Lines of data:
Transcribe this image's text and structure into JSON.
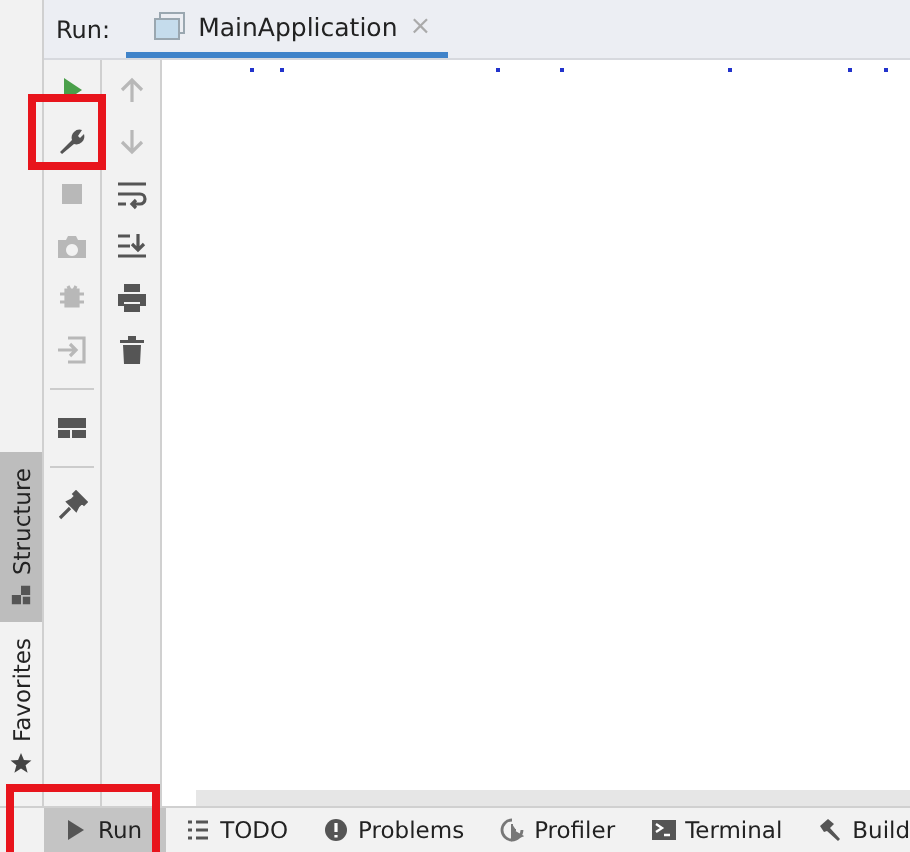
{
  "run_panel": {
    "label": "Run:",
    "tabs": [
      {
        "label": "MainApplication",
        "close": "×",
        "selected": true
      }
    ]
  },
  "toolbar_left": [
    {
      "kind": "run",
      "disabled": false
    },
    {
      "kind": "wrench",
      "disabled": false
    },
    {
      "kind": "stop",
      "disabled": true
    },
    {
      "kind": "camera",
      "disabled": true
    },
    {
      "kind": "bug",
      "disabled": true
    },
    {
      "kind": "exit",
      "disabled": true
    },
    {
      "kind": "separator"
    },
    {
      "kind": "layout",
      "disabled": false
    },
    {
      "kind": "separator"
    },
    {
      "kind": "pin",
      "disabled": false
    }
  ],
  "toolbar_right": [
    {
      "kind": "up",
      "disabled": true
    },
    {
      "kind": "down",
      "disabled": true
    },
    {
      "kind": "wrap",
      "disabled": false
    },
    {
      "kind": "scroll-end",
      "disabled": false
    },
    {
      "kind": "print",
      "disabled": false
    },
    {
      "kind": "trash",
      "disabled": false
    }
  ],
  "side_tabs": [
    {
      "label": "Structure",
      "kind": "structure",
      "selected": true
    },
    {
      "label": "Favorites",
      "kind": "star",
      "selected": false
    }
  ],
  "bottom_tabs": [
    {
      "label": "Run",
      "kind": "run",
      "selected": true
    },
    {
      "label": "TODO",
      "kind": "list",
      "selected": false
    },
    {
      "label": "Problems",
      "kind": "problems",
      "selected": false
    },
    {
      "label": "Profiler",
      "kind": "profiler",
      "selected": false
    },
    {
      "label": "Terminal",
      "kind": "terminal",
      "selected": false
    },
    {
      "label": "Build",
      "kind": "hammer",
      "selected": false
    }
  ]
}
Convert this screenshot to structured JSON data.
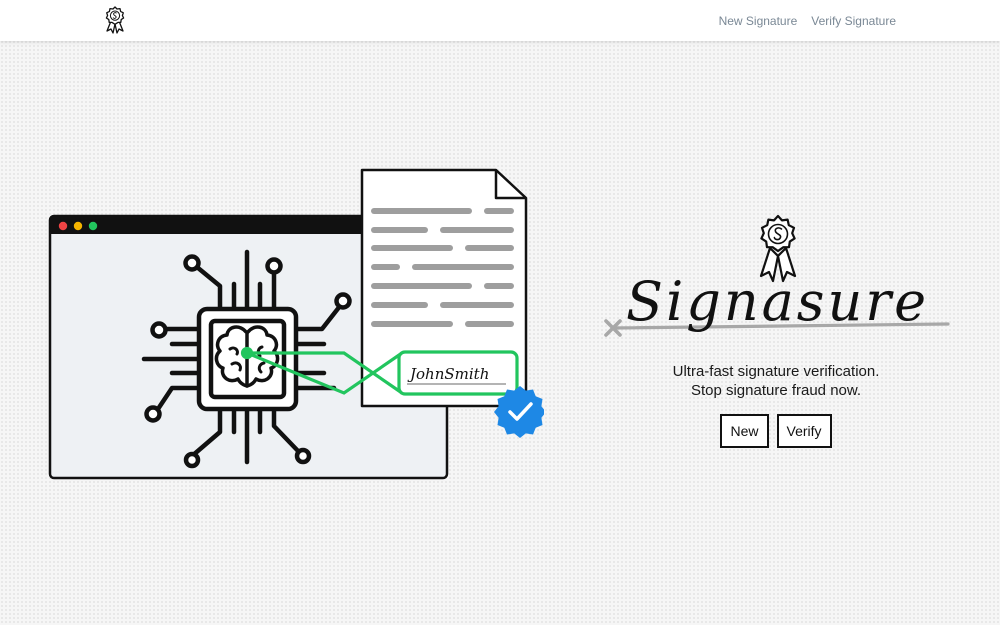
{
  "nav": {
    "links": [
      "New Signature",
      "Verify Signature"
    ]
  },
  "illustration": {
    "signature_text": "JohnSmith"
  },
  "brand": {
    "wordmark": "Signasure",
    "tagline_line1": "Ultra-fast signature verification.",
    "tagline_line2": "Stop signature fraud now."
  },
  "actions": {
    "new_label": "New",
    "verify_label": "Verify"
  },
  "colors": {
    "accent_green": "#22c55e",
    "check_blue": "#1e88e5",
    "nav_link": "#7a8895",
    "line_gray": "#9e9e9e"
  },
  "icons": [
    "ribbon-badge-icon",
    "brain-chip-icon",
    "verified-check-icon",
    "document-icon",
    "window-icon"
  ]
}
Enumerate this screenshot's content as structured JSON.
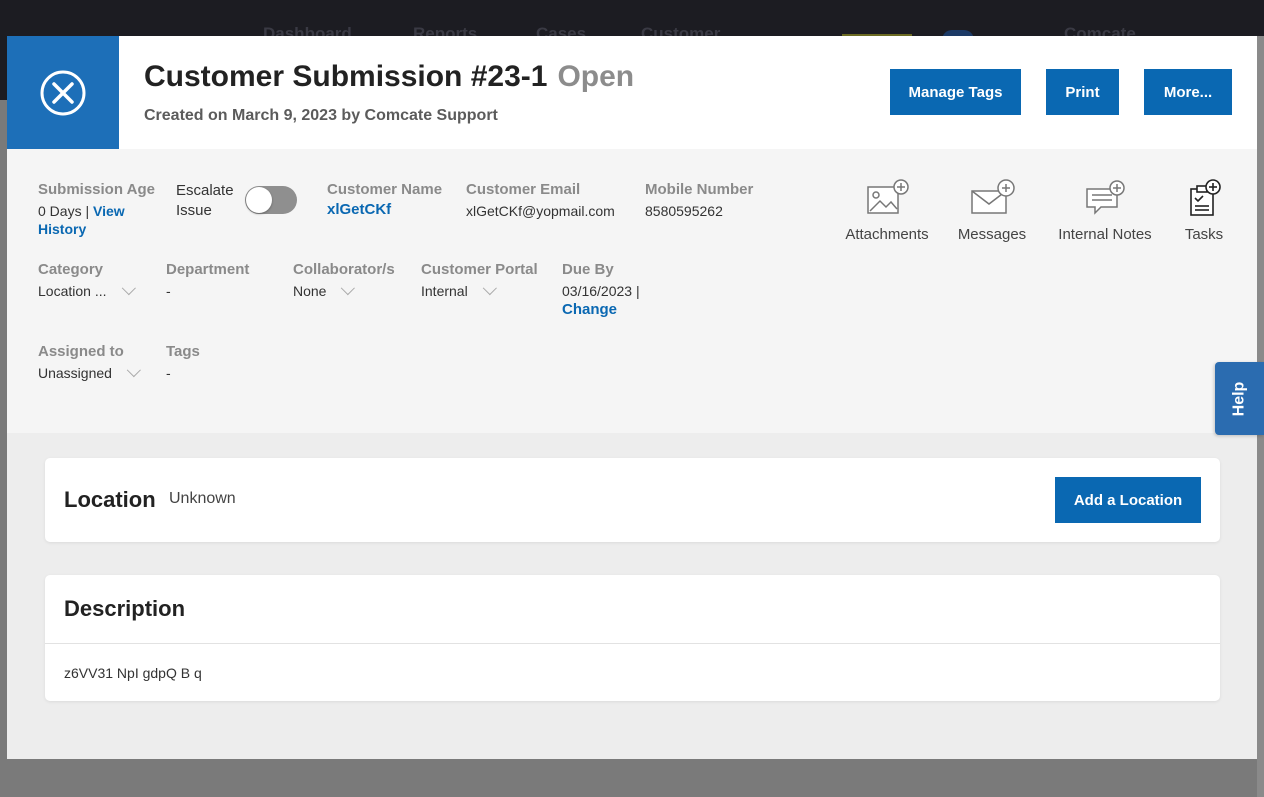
{
  "colors": {
    "primary": "#0a68b2",
    "close_box": "#1d6fb8",
    "status_text": "#8c8c8c",
    "help_tab": "#2b6cb0"
  },
  "background": {
    "nav_items": [
      "Dashboard",
      "Reports",
      "Cases",
      "Customer"
    ],
    "brand": "Comcate"
  },
  "modal": {
    "close_icon": "close-circle-icon",
    "title": "Customer Submission #23-1",
    "status": "Open",
    "subtitle": "Created on March 9, 2023 by Comcate Support",
    "buttons": {
      "manage_tags": "Manage Tags",
      "print": "Print",
      "more": "More..."
    }
  },
  "info": {
    "submission_age": {
      "label": "Submission Age",
      "value": "0 Days |",
      "link": "View History"
    },
    "escalate": {
      "label_line1": "Escalate",
      "label_line2": "Issue",
      "on": false
    },
    "customer_name": {
      "label": "Customer Name",
      "value": "xlGetCKf"
    },
    "customer_email": {
      "label": "Customer Email",
      "value": "xlGetCKf@yopmail.com"
    },
    "mobile_number": {
      "label": "Mobile Number",
      "value": "8580595262"
    },
    "category": {
      "label": "Category",
      "value": "Location ..."
    },
    "department": {
      "label": "Department",
      "value": "-"
    },
    "collaborators": {
      "label": "Collaborator/s",
      "value": "None"
    },
    "customer_portal": {
      "label": "Customer Portal",
      "value": "Internal"
    },
    "due_by": {
      "label": "Due By",
      "value": "03/16/2023 |",
      "link": "Change"
    },
    "assigned_to": {
      "label": "Assigned to",
      "value": "Unassigned"
    },
    "tags": {
      "label": "Tags",
      "value": "-"
    }
  },
  "actions": [
    {
      "label": "Attachments",
      "icon": "attachment-add-icon"
    },
    {
      "label": "Messages",
      "icon": "message-add-icon"
    },
    {
      "label": "Internal Notes",
      "icon": "note-add-icon"
    },
    {
      "label": "Tasks",
      "icon": "task-add-icon"
    }
  ],
  "location": {
    "title": "Location",
    "value": "Unknown",
    "button": "Add a Location"
  },
  "description": {
    "title": "Description",
    "text": "z6VV31 NpI gdpQ B q"
  },
  "help": {
    "label": "Help"
  }
}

EXERCISE
Images do not belong in the copy; reproduce all other parts of the records above verbatim.

WRITTEN RESPONSE
Transcribe this image's text and structure into JSON.
{
  "run_panel": {
    "label": "Run:",
    "tabs": [
      {
        "label": "MainApplication",
        "close": "×",
        "selected": true
      }
    ]
  },
  "toolbar_left": [
    {
      "kind": "run",
      "disabled": false
    },
    {
      "kind": "wrench",
      "disabled": false
    },
    {
      "kind": "stop",
      "disabled": true
    },
    {
      "kind": "camera",
      "disabled": true
    },
    {
      "kind": "bug",
      "disabled": true
    },
    {
      "kind": "exit",
      "disabled": true
    },
    {
      "kind": "separator"
    },
    {
      "kind": "layout",
      "disabled": false
    },
    {
      "kind": "separator"
    },
    {
      "kind": "pin",
      "disabled": false
    }
  ],
  "toolbar_right": [
    {
      "kind": "up",
      "disabled": true
    },
    {
      "kind": "down",
      "disabled": true
    },
    {
      "kind": "wrap",
      "disabled": false
    },
    {
      "kind": "scroll-end",
      "disabled": false
    },
    {
      "kind": "print",
      "disabled": false
    },
    {
      "kind": "trash",
      "disabled": false
    }
  ],
  "side_tabs": [
    {
      "label": "Structure",
      "kind": "structure",
      "selected": true
    },
    {
      "label": "Favorites",
      "kind": "star",
      "selected": false
    }
  ],
  "bottom_tabs": [
    {
      "label": "Run",
      "kind": "run",
      "selected": true
    },
    {
      "label": "TODO",
      "kind": "list",
      "selected": false
    },
    {
      "label": "Problems",
      "kind": "problems",
      "selected": false
    },
    {
      "label": "Profiler",
      "kind": "profiler",
      "selected": false
    },
    {
      "label": "Terminal",
      "kind": "terminal",
      "selected": false
    },
    {
      "label": "Build",
      "kind": "hammer",
      "selected": false
    }
  ]
}
Convert this screenshot to structured JSON data.
{
  "nav": {
    "links": [
      "New Signature",
      "Verify Signature"
    ]
  },
  "illustration": {
    "signature_text": "JohnSmith"
  },
  "brand": {
    "wordmark": "Signasure",
    "tagline_line1": "Ultra-fast signature verification.",
    "tagline_line2": "Stop signature fraud now."
  },
  "actions": {
    "new_label": "New",
    "verify_label": "Verify"
  },
  "colors": {
    "accent_green": "#22c55e",
    "check_blue": "#1e88e5",
    "nav_link": "#7a8895",
    "line_gray": "#9e9e9e"
  },
  "icons": [
    "ribbon-badge-icon",
    "brain-chip-icon",
    "verified-check-icon",
    "document-icon",
    "window-icon"
  ]
}
Enumerate this screenshot's content as structured JSON.
{
  "colors": {
    "primary": "#0a68b2",
    "close_box": "#1d6fb8",
    "status_text": "#8c8c8c",
    "help_tab": "#2b6cb0"
  },
  "background": {
    "nav_items": [
      "Dashboard",
      "Reports",
      "Cases",
      "Customer"
    ],
    "brand": "Comcate"
  },
  "modal": {
    "close_icon": "close-circle-icon",
    "title": "Customer Submission #23-1",
    "status": "Open",
    "subtitle": "Created on March 9, 2023 by Comcate Support",
    "buttons": {
      "manage_tags": "Manage Tags",
      "print": "Print",
      "more": "More..."
    }
  },
  "info": {
    "submission_age": {
      "label": "Submission Age",
      "value": "0 Days |",
      "link": "View History"
    },
    "escalate": {
      "label_line1": "Escalate",
      "label_line2": "Issue",
      "on": false
    },
    "customer_name": {
      "label": "Customer Name",
      "value": "xlGetCKf"
    },
    "customer_email": {
      "label": "Customer Email",
      "value": "xlGetCKf@yopmail.com"
    },
    "mobile_number": {
      "label": "Mobile Number",
      "value": "8580595262"
    },
    "category": {
      "label": "Category",
      "value": "Location ..."
    },
    "department": {
      "label": "Department",
      "value": "-"
    },
    "collaborators": {
      "label": "Collaborator/s",
      "value": "None"
    },
    "customer_portal": {
      "label": "Customer Portal",
      "value": "Internal"
    },
    "due_by": {
      "label": "Due By",
      "value": "03/16/2023 |",
      "link": "Change"
    },
    "assigned_to": {
      "label": "Assigned to",
      "value": "Unassigned"
    },
    "tags": {
      "label": "Tags",
      "value": "-"
    }
  },
  "actions": [
    {
      "label": "Attachments",
      "icon": "attachment-add-icon"
    },
    {
      "label": "Messages",
      "icon": "message-add-icon"
    },
    {
      "label": "Internal Notes",
      "icon": "note-add-icon"
    },
    {
      "label": "Tasks",
      "icon": "task-add-icon"
    }
  ],
  "location": {
    "title": "Location",
    "value": "Unknown",
    "button": "Add a Location"
  },
  "description": {
    "title": "Description",
    "text": "z6VV31 NpI gdpQ B q"
  },
  "help": {
    "label": "Help"
  }
}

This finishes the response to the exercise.